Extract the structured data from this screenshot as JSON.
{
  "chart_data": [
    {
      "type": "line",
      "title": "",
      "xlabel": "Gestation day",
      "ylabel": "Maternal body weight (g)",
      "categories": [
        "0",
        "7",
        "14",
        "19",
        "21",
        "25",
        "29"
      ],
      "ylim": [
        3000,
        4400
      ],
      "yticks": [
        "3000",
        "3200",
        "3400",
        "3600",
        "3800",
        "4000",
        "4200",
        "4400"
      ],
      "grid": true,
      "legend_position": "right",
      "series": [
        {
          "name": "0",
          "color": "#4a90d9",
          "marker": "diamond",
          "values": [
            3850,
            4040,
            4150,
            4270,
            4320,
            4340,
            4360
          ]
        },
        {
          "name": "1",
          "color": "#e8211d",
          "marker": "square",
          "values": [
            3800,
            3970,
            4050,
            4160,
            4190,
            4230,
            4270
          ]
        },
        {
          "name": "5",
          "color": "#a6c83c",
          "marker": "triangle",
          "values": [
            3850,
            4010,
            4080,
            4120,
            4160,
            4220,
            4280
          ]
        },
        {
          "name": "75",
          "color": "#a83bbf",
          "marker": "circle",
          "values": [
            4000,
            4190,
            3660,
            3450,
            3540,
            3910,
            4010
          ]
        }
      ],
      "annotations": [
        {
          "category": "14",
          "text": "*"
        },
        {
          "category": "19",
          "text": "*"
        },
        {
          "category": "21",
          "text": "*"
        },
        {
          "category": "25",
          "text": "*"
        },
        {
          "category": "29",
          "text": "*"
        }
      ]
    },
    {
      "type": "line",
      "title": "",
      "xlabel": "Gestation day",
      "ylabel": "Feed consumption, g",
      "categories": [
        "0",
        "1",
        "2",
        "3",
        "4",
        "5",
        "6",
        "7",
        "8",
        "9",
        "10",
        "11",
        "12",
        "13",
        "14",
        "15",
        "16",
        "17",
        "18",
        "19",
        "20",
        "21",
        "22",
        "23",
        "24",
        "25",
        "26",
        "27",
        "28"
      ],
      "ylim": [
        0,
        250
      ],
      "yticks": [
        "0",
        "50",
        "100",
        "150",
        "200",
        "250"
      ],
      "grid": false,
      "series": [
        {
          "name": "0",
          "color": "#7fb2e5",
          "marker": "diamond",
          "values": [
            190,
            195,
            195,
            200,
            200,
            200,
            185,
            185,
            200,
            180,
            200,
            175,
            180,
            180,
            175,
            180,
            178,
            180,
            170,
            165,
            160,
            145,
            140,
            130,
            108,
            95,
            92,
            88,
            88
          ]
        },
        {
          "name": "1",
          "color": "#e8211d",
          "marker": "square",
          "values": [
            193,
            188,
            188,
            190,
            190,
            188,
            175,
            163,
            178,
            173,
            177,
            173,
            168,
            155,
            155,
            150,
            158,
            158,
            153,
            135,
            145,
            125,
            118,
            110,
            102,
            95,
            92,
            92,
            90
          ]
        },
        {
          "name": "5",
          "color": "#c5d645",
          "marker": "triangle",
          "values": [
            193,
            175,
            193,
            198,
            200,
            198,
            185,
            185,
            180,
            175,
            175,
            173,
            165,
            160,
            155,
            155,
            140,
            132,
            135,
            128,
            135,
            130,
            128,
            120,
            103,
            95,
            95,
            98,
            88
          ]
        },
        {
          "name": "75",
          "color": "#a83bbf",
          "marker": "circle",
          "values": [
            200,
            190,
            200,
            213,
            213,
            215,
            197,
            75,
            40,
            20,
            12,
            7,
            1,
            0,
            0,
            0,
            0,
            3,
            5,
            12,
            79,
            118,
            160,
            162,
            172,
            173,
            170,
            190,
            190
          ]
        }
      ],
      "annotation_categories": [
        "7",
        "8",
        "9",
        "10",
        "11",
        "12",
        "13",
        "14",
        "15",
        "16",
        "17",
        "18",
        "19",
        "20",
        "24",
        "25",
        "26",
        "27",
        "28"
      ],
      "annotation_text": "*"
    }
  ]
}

▶ Problem:
Check each line of the entries above, and show every one holding the word "category".

▶ Output of the task:
          "category": "14",
          "category": "19",
          "category": "21",
          "category": "25",
          "category": "29",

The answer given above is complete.